**ページ本文:**
....
ジャングルの一番奥には射撃場があった。ここで30分ほどの休憩を取る。
近くには高射砲も置いてあった。
ジャングルの中に巧妙に作られた空気坑、Ventilation。
クチトンネルの射撃場の前の休憩所で一休みしてから、入り口に戻るべく再び林の中を歩いていく。林のあちこちで小グループの観光客の姿が見える。その中に日本語も聞こえてきたので、見ると20代30代の若者だ。年恰好から言ったら、戦後生まれ、則ちベトナム戦争が終焉した後に生まれた世代のようで、勿論彼らにはベトナム戦争の実感はない。
当時米軍は世界最大、最強の武器を投入し、北の共産主義を屈服すべく戦っていた。しかし、ケネディが凶弾に斃れた後を継いだジョンソン大統領の元、陸軍の猛将ウエストモアランド将軍の果断な戦闘も彼等ベトコンのゲリラ戦法に勝つことはできなかった。北との最前線ダナン沖では、世界最大の航空母艦エンタープライズもただいたずらに洋上を遊弋するのが精いっぱいだった。世界最強の米軍は、歴史上初めて敗北を喫した戦争だった。
....
**保存データ:**
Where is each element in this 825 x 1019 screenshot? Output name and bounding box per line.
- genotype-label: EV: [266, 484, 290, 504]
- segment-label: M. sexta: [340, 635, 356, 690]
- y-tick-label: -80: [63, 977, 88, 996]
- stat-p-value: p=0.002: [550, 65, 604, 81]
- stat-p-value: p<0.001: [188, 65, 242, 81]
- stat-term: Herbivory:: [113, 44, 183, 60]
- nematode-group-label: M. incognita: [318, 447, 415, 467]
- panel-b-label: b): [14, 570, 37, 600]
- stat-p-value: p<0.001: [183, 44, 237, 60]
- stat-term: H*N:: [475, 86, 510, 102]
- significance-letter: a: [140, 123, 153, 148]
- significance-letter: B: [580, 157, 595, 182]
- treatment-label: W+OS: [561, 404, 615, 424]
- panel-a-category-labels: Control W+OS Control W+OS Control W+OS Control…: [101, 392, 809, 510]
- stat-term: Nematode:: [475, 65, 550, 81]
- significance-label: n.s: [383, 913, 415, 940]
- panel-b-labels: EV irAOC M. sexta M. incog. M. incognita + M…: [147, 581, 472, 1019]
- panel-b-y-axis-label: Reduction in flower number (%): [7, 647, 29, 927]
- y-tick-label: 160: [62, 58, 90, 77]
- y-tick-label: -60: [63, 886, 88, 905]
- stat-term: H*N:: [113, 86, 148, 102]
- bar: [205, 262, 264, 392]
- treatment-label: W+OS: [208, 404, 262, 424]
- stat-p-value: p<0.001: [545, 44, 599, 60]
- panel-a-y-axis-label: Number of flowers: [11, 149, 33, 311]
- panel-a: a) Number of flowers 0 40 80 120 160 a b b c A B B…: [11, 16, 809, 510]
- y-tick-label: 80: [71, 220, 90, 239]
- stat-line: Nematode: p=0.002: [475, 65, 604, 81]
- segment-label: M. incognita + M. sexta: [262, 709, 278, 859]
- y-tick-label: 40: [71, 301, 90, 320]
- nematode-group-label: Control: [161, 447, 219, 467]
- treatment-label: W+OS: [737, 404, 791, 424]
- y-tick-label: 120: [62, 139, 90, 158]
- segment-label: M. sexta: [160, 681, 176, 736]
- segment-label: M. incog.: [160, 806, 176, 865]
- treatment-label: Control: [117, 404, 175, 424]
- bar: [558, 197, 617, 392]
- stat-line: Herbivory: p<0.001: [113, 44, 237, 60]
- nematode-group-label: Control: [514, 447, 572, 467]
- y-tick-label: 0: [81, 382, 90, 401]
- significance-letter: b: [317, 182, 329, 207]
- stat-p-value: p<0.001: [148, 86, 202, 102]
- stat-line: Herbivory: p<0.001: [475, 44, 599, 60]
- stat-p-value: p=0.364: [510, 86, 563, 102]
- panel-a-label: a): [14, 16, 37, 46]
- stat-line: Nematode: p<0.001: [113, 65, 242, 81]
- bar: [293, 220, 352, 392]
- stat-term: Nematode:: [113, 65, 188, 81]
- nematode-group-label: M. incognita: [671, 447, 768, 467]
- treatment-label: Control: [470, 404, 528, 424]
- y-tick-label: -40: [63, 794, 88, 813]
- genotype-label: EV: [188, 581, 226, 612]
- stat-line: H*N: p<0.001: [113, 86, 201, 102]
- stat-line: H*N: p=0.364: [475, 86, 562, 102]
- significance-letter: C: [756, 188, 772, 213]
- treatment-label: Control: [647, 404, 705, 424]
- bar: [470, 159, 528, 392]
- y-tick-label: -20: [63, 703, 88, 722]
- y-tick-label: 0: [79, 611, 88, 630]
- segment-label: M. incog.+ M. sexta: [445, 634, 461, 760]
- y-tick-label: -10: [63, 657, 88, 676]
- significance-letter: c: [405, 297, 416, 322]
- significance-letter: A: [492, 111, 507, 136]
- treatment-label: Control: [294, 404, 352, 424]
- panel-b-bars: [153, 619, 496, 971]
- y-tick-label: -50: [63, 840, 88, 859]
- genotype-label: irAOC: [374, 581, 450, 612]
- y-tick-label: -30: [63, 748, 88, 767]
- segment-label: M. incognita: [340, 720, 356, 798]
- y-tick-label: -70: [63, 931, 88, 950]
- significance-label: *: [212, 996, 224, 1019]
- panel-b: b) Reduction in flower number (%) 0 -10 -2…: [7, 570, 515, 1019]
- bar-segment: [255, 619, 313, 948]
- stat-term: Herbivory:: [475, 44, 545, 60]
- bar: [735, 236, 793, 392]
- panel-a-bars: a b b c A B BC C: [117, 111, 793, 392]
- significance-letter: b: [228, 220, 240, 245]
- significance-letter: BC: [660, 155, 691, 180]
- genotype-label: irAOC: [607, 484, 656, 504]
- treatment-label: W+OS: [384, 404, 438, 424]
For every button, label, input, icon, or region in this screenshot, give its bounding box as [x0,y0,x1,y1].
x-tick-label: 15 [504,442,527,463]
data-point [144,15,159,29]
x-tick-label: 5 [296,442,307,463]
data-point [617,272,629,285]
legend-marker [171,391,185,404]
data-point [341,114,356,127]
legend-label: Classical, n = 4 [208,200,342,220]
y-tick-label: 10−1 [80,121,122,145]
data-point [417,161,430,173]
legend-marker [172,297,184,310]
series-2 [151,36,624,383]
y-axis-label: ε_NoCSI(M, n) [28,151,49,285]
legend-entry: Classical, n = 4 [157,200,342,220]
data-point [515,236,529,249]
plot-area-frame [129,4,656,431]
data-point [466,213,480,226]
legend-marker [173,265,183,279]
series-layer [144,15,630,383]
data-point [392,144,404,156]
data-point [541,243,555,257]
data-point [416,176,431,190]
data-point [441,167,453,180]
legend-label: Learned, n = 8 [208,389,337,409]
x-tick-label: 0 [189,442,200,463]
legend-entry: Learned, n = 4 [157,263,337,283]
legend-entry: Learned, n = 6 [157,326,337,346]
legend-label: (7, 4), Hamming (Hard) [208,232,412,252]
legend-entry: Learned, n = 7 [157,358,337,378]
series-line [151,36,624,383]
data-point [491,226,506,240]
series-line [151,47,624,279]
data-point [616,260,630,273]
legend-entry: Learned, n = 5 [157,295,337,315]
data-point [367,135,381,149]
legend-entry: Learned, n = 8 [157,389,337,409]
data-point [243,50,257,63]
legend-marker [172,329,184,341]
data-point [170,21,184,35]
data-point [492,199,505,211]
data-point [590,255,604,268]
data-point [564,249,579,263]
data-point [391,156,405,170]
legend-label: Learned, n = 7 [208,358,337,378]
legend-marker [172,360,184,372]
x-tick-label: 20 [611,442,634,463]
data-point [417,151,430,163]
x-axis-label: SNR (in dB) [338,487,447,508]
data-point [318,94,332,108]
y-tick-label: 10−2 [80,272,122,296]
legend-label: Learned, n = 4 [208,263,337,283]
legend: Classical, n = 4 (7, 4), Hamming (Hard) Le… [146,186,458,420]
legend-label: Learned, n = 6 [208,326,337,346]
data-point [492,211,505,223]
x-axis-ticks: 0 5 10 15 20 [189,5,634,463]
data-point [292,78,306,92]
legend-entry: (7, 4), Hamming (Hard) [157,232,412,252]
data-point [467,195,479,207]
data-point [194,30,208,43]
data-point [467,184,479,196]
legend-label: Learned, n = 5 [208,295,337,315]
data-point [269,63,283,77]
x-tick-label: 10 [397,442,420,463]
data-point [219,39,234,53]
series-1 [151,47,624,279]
....
**作業項目 1:**
本文によると、ジャングルの一番奥にある射撃場ではどれくらいの時間休憩を取りましたか。
**作業項目 2:**
本文から「ジャングルの一番奥には射撃場があった。ここで30分ほどの休憩を取る。」と「めて敗北を喫した戦争だった。」の間の部分を、両端を含めてそのまま抜き出してください。

**回答 1:**
30分ほどです。

**回答 2:**
ジャングルの一番奥には射撃場があった。ここで30分ほどの休憩を取る。
近くには高射砲も置いてあった。
ジャングルの中に巧妙に作られた空気坑、Ventilation。
クチトンネルの射撃場の前の休憩所で一休みしてから、入り口に戻るべく再び林の中を歩いていく。林のあちこちで小グループの観光客の姿が見える。その中に日本語も聞こえてきたので、見ると20代30代の若者だ。年恰好から言ったら、戦後生まれ、則ちベトナム戦争が終焉した後に生まれた世代のようで、勿論彼らにはベトナム戦争の実感はない。
当時米軍は世界最大、最強の武器を投入し、北の共産主義を屈服すべく戦っていた。しかし、ケネディが凶弾に斃れた後を継いだジョンソン大統領の元、陸軍の猛将ウエストモアランド将軍の果断な戦闘も彼等ベトコンのゲリラ戦法に勝つことはできなかった。北との最前線ダナン沖では、世界最大の航空母艦エンタープライズもただいたずらに洋上を遊弋するのが精いっぱいだった。世界最強の米軍は、歴史上初めて敗北を喫した戦争だった。